Stored items from a collection:

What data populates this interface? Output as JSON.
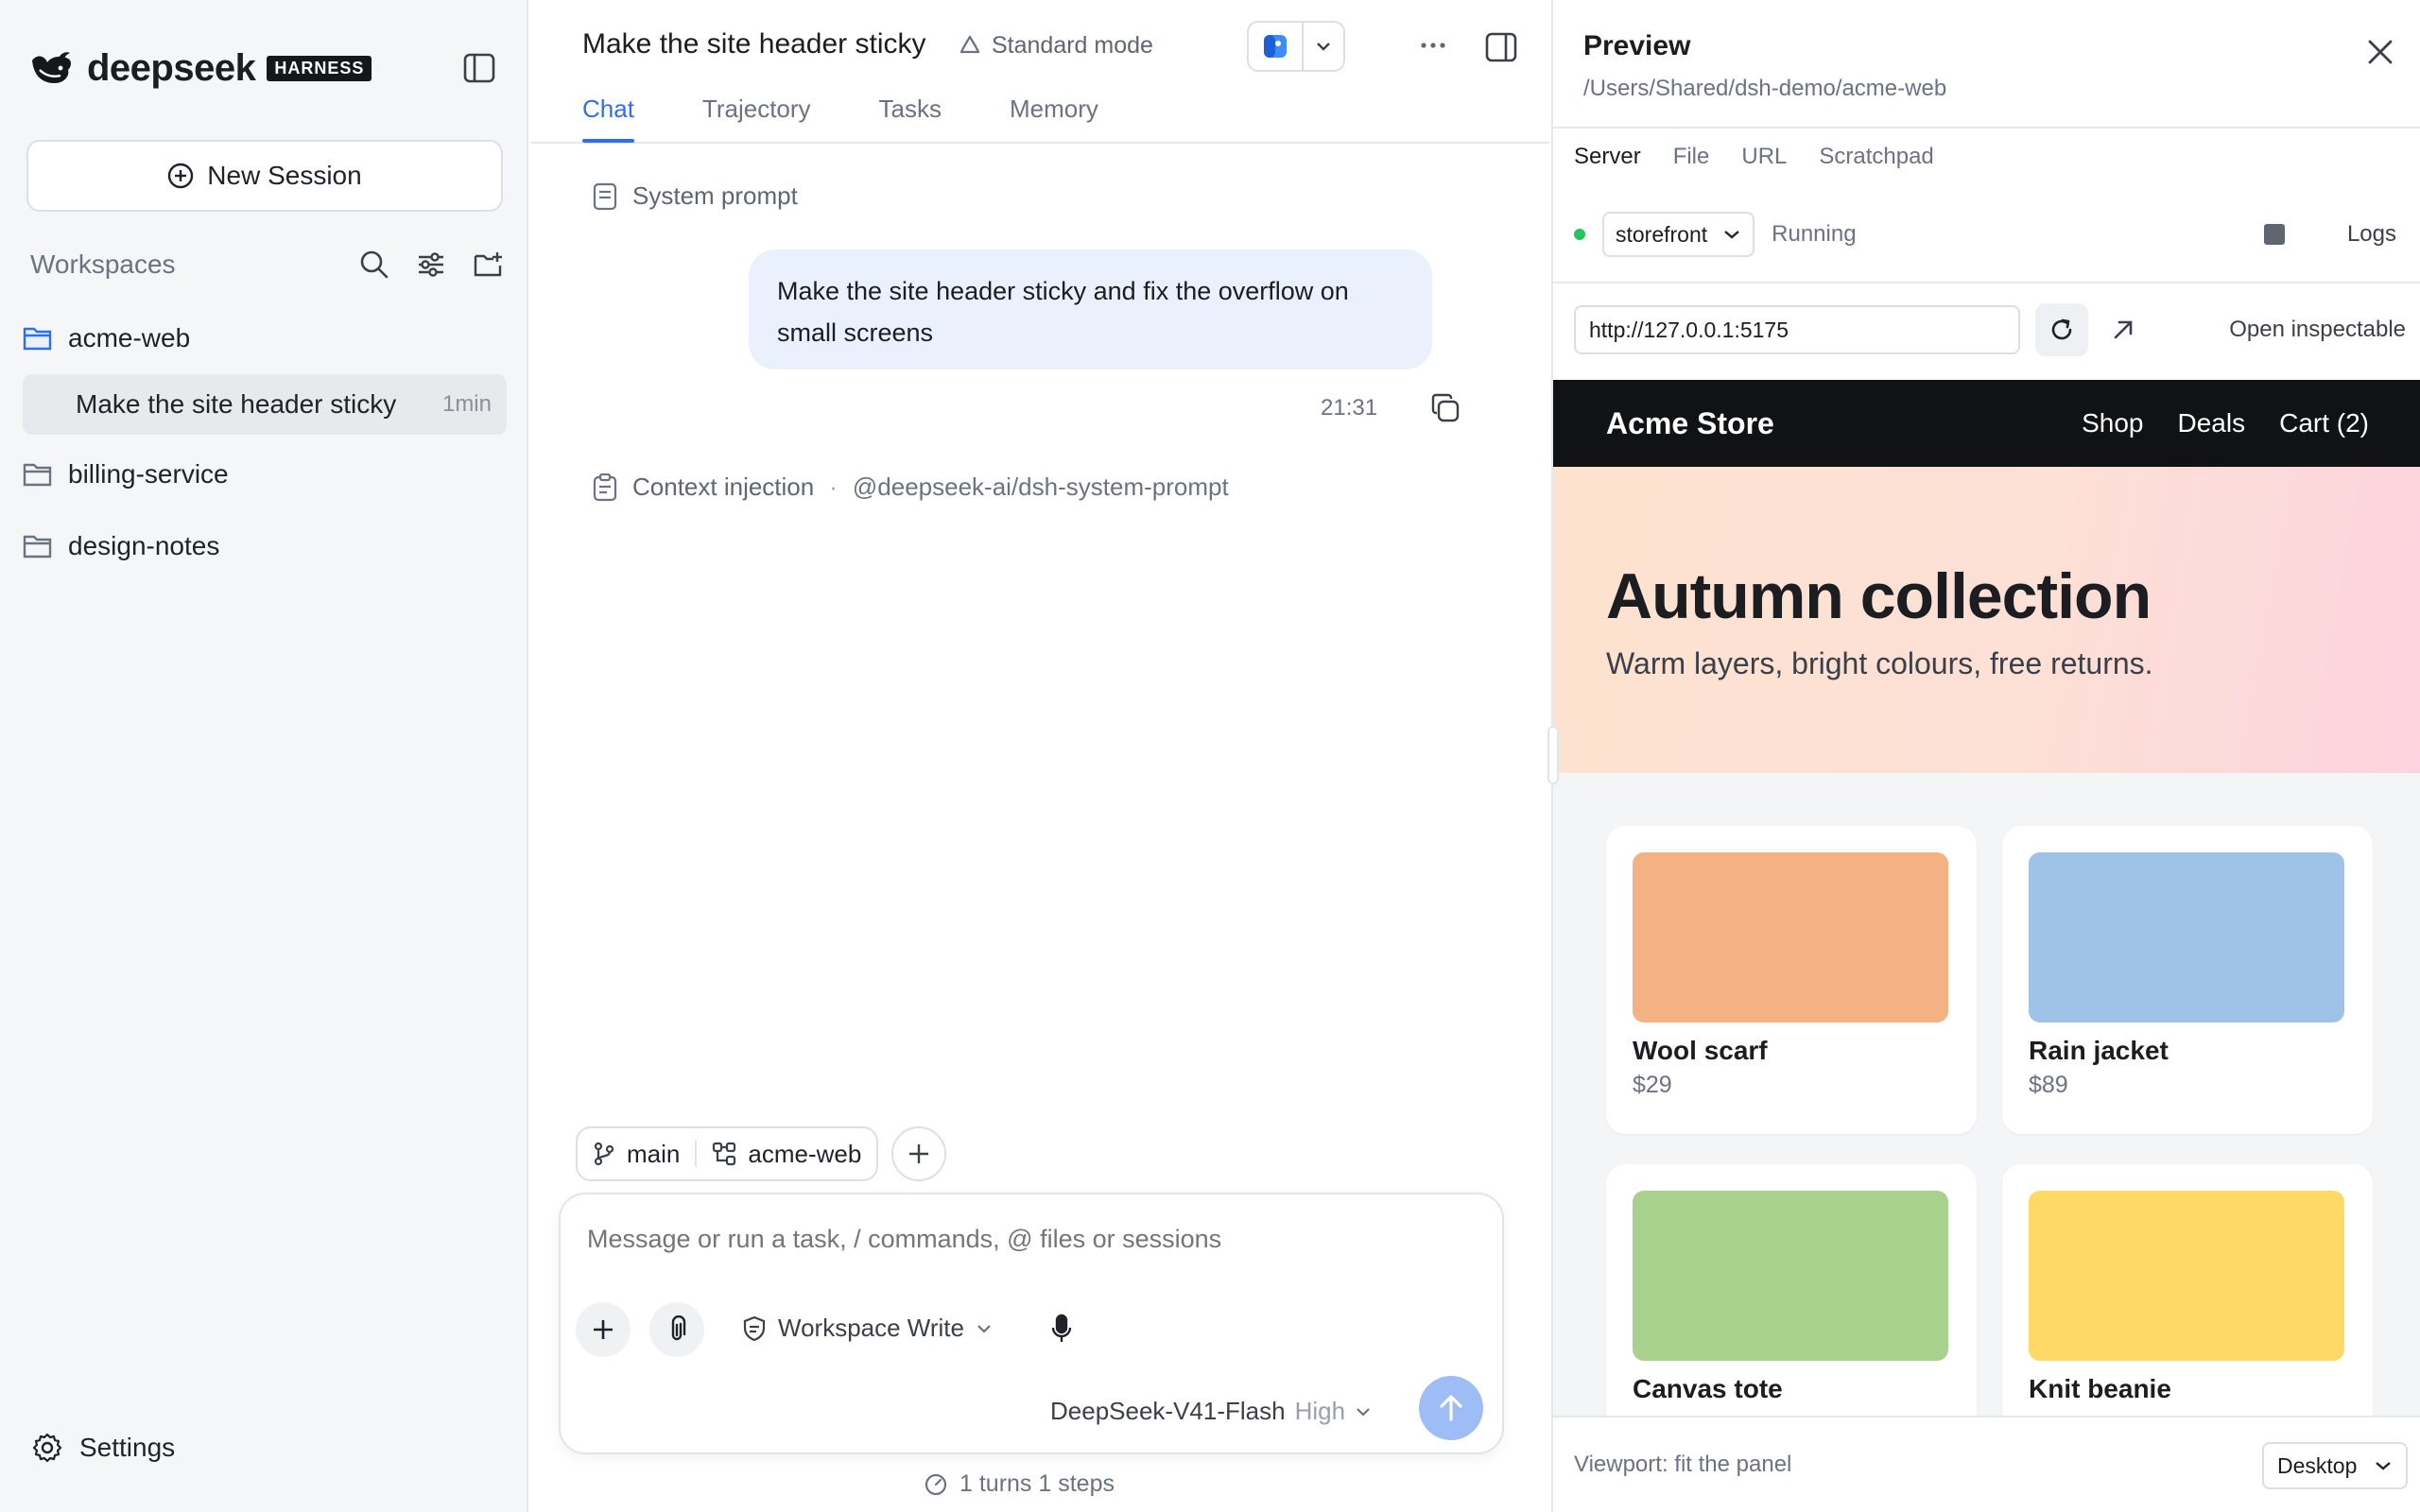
{
  "sidebar": {
    "brand": "deepseek",
    "badge": "HARNESS",
    "new_session_label": "New Session",
    "workspaces_label": "Workspaces",
    "workspaces": [
      {
        "name": "acme-web",
        "expanded": true
      },
      {
        "name": "billing-service"
      },
      {
        "name": "design-notes"
      }
    ],
    "active_session": {
      "title": "Make the site header sticky",
      "age": "1min"
    },
    "settings_label": "Settings"
  },
  "session": {
    "title": "Make the site header sticky",
    "mode": "Standard mode",
    "tabs": [
      "Chat",
      "Trajectory",
      "Tasks",
      "Memory"
    ],
    "active_tab": "Chat"
  },
  "chat": {
    "system_prompt_label": "System prompt",
    "user_message": "Make the site header sticky and fix the overflow on small screens",
    "message_time": "21:31",
    "context_label": "Context injection",
    "context_separator": "·",
    "context_ref": "@deepseek-ai/dsh-system-prompt"
  },
  "composer": {
    "branch": "main",
    "workspace": "acme-web",
    "placeholder": "Message or run a task, / commands, @ files or sessions",
    "permission": "Workspace Write",
    "model": "DeepSeek-V41-Flash",
    "effort": "High",
    "turns_summary": "1 turns 1 steps"
  },
  "preview": {
    "title": "Preview",
    "path": "/Users/Shared/dsh-demo/acme-web",
    "tabs": [
      "Server",
      "File",
      "URL",
      "Scratchpad"
    ],
    "active_tab": "Server",
    "server_name": "storefront",
    "server_status": "Running",
    "logs_label": "Logs",
    "url": "http://127.0.0.1:5175",
    "open_inspectable_label": "Open inspectable",
    "viewport_label": "Viewport: fit the panel",
    "viewport_option": "Desktop",
    "site": {
      "brand": "Acme Store",
      "nav": [
        "Shop",
        "Deals",
        "Cart (2)"
      ],
      "hero_title": "Autumn collection",
      "hero_subtitle": "Warm layers, bright colours, free returns.",
      "products": [
        {
          "name": "Wool scarf",
          "price": "$29",
          "color": "#f4b183"
        },
        {
          "name": "Rain jacket",
          "price": "$89",
          "color": "#9fc3e7"
        },
        {
          "name": "Canvas tote",
          "price": "",
          "color": "#a9d18e"
        },
        {
          "name": "Knit beanie",
          "price": "",
          "color": "#ffd966"
        }
      ]
    }
  },
  "colors": {
    "accent": "#2f6fed",
    "user_bubble": "#eaf1fd",
    "status_running": "#22c55e",
    "send_disabled": "#9ebcf5"
  }
}
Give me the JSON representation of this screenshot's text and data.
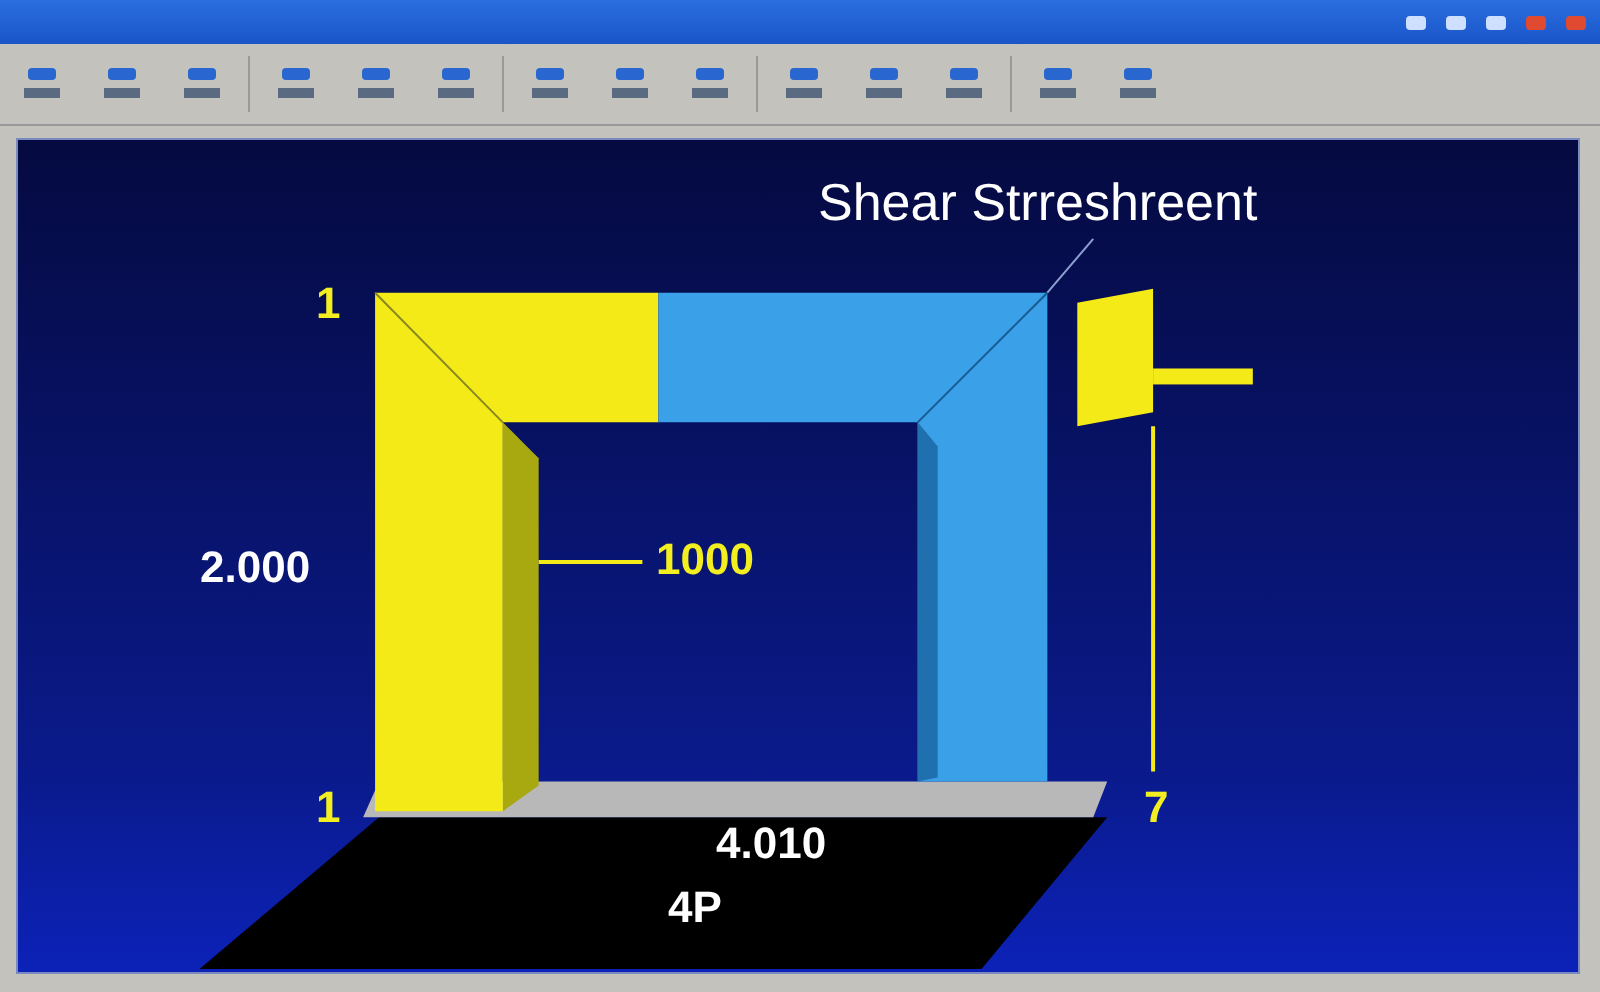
{
  "viewport": {
    "title": "Shear Strreshreent",
    "labels": [
      {
        "text": "1",
        "kind": "dimension"
      },
      {
        "text": "2.000",
        "kind": "value"
      },
      {
        "text": "1000",
        "kind": "dimension"
      },
      {
        "text": "1",
        "kind": "dimension"
      },
      {
        "text": "7",
        "kind": "dimension"
      },
      {
        "text": "4.010",
        "kind": "value"
      },
      {
        "text": "4P",
        "kind": "value"
      }
    ]
  }
}
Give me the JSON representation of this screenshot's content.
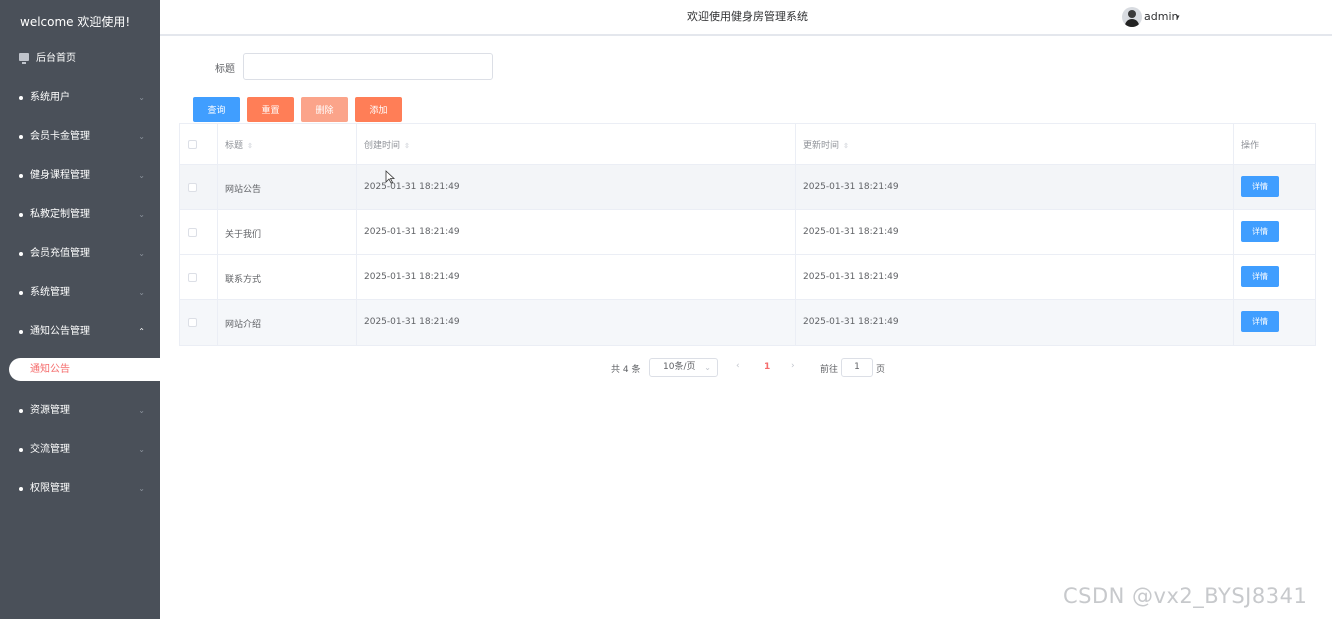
{
  "sidebar": {
    "brand": "welcome 欢迎使用!",
    "home": "后台首页",
    "items": [
      {
        "label": "系统用户"
      },
      {
        "label": "会员卡金管理"
      },
      {
        "label": "健身课程管理"
      },
      {
        "label": "私教定制管理"
      },
      {
        "label": "会员充值管理"
      },
      {
        "label": "系统管理"
      },
      {
        "label": "通知公告管理"
      },
      {
        "label": "资源管理"
      },
      {
        "label": "交流管理"
      },
      {
        "label": "权限管理"
      }
    ],
    "active_sub": "通知公告",
    "chevron_down": "⌄",
    "chevron_up": "⌃"
  },
  "header": {
    "title": "欢迎使用健身房管理系统",
    "user": "admin",
    "caret": "▾"
  },
  "search": {
    "label": "标题",
    "value": "",
    "placeholder": ""
  },
  "toolbar": {
    "query": "查询",
    "reset": "重置",
    "delete": "删除",
    "add": "添加"
  },
  "table": {
    "columns": {
      "title": "标题",
      "created": "创建时间",
      "updated": "更新时间",
      "action": "操作"
    },
    "sort_glyph": "⇳",
    "rows": [
      {
        "title": "网站公告",
        "created": "2025-01-31 18:21:49",
        "updated": "2025-01-31 18:21:49",
        "action": "详情"
      },
      {
        "title": "关于我们",
        "created": "2025-01-31 18:21:49",
        "updated": "2025-01-31 18:21:49",
        "action": "详情"
      },
      {
        "title": "联系方式",
        "created": "2025-01-31 18:21:49",
        "updated": "2025-01-31 18:21:49",
        "action": "详情"
      },
      {
        "title": "网站介绍",
        "created": "2025-01-31 18:21:49",
        "updated": "2025-01-31 18:21:49",
        "action": "详情"
      }
    ]
  },
  "pagination": {
    "total": "共 4 条",
    "page_size": "10条/页",
    "prev": "‹",
    "current": "1",
    "next": "›",
    "goto": "前往",
    "goto_value": "1",
    "page_unit": "页"
  },
  "watermark": "CSDN @vx2_BYSJ8341",
  "colors": {
    "sidebar_bg": "#4a5059",
    "primary": "#409eff",
    "warning": "#ff7e57",
    "danger_light": "#fba48a",
    "active_text": "#f56c6c"
  }
}
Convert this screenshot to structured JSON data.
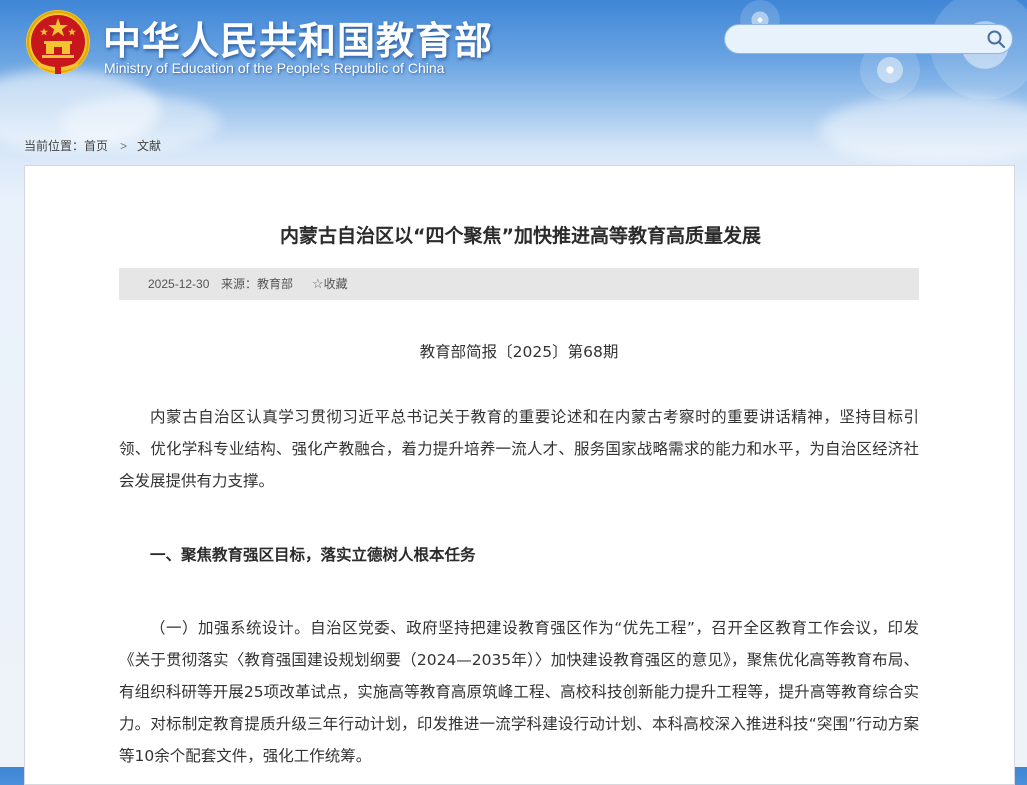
{
  "header": {
    "site_title_cn": "中华人民共和国教育部",
    "site_title_en": "Ministry of Education of the People's Republic of China",
    "search": {
      "placeholder": ""
    }
  },
  "breadcrumb": {
    "label": "当前位置：",
    "home": "首页",
    "separator": ">",
    "current": "文献"
  },
  "article": {
    "title": "内蒙古自治区以“四个聚焦”加快推进高等教育高质量发展",
    "meta": {
      "date": "2025-12-30",
      "source": "来源：教育部",
      "favorite_label": "收藏"
    },
    "issue": "教育部简报〔2025〕第68期",
    "paragraphs": [
      "内蒙古自治区认真学习贯彻习近平总书记关于教育的重要论述和在内蒙古考察时的重要讲话精神，坚持目标引领、优化学科专业结构、强化产教融合，着力提升培养一流人才、服务国家战略需求的能力和水平，为自治区经济社会发展提供有力支撑。",
      "一、聚焦教育强区目标，落实立德树人根本任务",
      "（一）加强系统设计。自治区党委、政府坚持把建设教育强区作为“优先工程”，召开全区教育工作会议，印发《关于贯彻落实〈教育强国建设规划纲要（2024—2035年）〉加快建设教育强区的意见》，聚焦优化高等教育布局、有组织科研等开展25项改革试点，实施高等教育高原筑峰工程、高校科技创新能力提升工程等，提升高等教育综合实力。对标制定教育提质升级三年行动计划，印发推进一流学科建设行动计划、本科高校深入推进科技“突围”行动方案等10余个配套文件，强化工作统筹。"
    ]
  },
  "colors": {
    "sky_top": "#3f86d6",
    "emblem_red": "#c8161d",
    "emblem_gold": "#f4c430",
    "meta_bar": "#e6e6e6"
  },
  "icons": [
    "national-emblem-icon",
    "search-icon",
    "star-icon"
  ]
}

- **Set task**
Each line with the string "header" in it needs to be found and copied.

- **Correct result**
      "title": "Make the site header sticky",
    "title": "Make the site header sticky",
    "user_message": "Make the site header sticky and fix the overflow on small screens",
  "header": {
  "header": {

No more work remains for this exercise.